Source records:
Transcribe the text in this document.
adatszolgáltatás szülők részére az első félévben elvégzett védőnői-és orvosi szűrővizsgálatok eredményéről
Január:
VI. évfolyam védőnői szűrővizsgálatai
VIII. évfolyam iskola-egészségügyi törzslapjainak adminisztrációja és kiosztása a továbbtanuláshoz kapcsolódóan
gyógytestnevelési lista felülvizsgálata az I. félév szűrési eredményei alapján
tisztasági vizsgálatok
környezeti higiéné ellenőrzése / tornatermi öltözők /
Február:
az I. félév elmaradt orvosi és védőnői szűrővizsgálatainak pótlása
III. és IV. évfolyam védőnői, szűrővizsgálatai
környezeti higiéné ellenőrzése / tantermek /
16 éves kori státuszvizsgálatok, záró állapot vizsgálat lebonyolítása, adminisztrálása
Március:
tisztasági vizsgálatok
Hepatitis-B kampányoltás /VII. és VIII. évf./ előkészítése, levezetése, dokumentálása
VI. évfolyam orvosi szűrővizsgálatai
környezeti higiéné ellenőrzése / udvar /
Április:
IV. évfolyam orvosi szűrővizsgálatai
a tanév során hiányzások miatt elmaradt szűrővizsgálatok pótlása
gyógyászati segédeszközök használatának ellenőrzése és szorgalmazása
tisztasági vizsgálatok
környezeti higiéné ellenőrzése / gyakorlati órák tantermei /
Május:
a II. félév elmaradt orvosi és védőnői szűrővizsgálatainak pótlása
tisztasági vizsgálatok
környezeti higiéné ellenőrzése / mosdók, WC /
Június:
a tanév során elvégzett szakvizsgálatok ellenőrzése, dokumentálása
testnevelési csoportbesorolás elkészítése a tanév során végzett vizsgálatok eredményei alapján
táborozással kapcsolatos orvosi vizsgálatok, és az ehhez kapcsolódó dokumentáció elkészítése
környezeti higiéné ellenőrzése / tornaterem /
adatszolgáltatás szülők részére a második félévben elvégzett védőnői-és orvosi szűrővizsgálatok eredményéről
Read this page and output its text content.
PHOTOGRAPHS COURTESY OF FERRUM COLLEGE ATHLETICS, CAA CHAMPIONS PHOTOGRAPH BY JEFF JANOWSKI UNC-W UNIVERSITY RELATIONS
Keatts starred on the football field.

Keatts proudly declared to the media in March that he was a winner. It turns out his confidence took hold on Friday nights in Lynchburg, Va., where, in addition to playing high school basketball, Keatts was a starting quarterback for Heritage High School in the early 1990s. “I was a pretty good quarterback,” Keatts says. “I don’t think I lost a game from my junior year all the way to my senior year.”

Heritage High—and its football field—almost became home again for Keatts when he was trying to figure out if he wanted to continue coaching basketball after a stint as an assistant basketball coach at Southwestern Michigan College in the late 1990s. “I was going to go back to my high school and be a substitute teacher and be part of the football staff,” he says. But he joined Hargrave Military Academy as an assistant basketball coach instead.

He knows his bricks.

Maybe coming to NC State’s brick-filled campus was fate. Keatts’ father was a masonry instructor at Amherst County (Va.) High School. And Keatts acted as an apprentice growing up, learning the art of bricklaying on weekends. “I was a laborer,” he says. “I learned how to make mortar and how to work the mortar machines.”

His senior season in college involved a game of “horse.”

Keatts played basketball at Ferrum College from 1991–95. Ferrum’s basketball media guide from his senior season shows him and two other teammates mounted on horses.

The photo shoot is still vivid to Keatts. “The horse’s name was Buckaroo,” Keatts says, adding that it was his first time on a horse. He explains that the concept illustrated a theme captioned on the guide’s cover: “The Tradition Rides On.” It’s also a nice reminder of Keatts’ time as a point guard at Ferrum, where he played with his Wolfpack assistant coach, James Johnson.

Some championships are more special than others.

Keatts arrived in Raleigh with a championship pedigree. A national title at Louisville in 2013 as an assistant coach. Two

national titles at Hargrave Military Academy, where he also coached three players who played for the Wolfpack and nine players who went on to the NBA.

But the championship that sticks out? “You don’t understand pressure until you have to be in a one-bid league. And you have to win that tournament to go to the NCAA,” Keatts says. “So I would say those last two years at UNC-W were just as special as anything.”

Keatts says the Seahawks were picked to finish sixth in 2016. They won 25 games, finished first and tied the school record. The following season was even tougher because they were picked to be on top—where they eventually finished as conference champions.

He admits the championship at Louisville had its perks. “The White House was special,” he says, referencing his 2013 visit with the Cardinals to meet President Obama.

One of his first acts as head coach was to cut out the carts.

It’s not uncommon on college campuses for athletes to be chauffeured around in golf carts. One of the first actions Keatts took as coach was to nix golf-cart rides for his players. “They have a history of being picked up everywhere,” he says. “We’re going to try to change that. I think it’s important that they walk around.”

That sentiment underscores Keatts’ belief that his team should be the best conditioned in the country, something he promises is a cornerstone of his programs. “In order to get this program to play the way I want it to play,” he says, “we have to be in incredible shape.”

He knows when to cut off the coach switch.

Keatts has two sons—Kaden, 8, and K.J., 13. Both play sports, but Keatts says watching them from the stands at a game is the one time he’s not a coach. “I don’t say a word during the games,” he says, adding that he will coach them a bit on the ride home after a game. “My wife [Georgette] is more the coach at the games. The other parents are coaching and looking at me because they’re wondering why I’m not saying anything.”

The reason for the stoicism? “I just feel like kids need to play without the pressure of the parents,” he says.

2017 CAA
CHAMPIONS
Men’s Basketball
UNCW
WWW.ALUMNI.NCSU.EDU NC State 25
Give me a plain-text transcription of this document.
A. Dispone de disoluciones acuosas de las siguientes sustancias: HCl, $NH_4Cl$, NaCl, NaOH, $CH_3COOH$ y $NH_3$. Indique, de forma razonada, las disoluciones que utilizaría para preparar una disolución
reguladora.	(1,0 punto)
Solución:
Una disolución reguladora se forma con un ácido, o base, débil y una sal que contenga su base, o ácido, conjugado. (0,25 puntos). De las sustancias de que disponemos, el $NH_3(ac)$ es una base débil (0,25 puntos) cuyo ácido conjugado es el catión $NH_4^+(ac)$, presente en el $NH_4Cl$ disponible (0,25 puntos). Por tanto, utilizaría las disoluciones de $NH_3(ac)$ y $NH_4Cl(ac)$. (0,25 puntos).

— Task directions —
Locate the line that contains "Give me a plain-text". Repeat it and every line after it, up to and including the final line, exactly.

— Exercise result —
Give me a plain-text transcription of this document.
A. Dispone de disoluciones acuosas de las siguientes sustancias: HCl, $NH_4Cl$, NaCl, NaOH, $CH_3COOH$ y $NH_3$. Indique, de forma razonada, las disoluciones que utilizaría para preparar una disolución
reguladora.	(1,0 punto)
Solución:
Una disolución reguladora se forma con un ácido, o base, débil y una sal que contenga su base, o ácido, conjugado. (0,25 puntos). De las sustancias de que disponemos, el $NH_3(ac)$ es una base débil (0,25 puntos) cuyo ácido conjugado es el catión $NH_4^+(ac)$, presente en el $NH_4Cl$ disponible (0,25 puntos). Por tanto, utilizaría las disoluciones de $NH_3(ac)$ y $NH_4Cl(ac)$. (0,25 puntos).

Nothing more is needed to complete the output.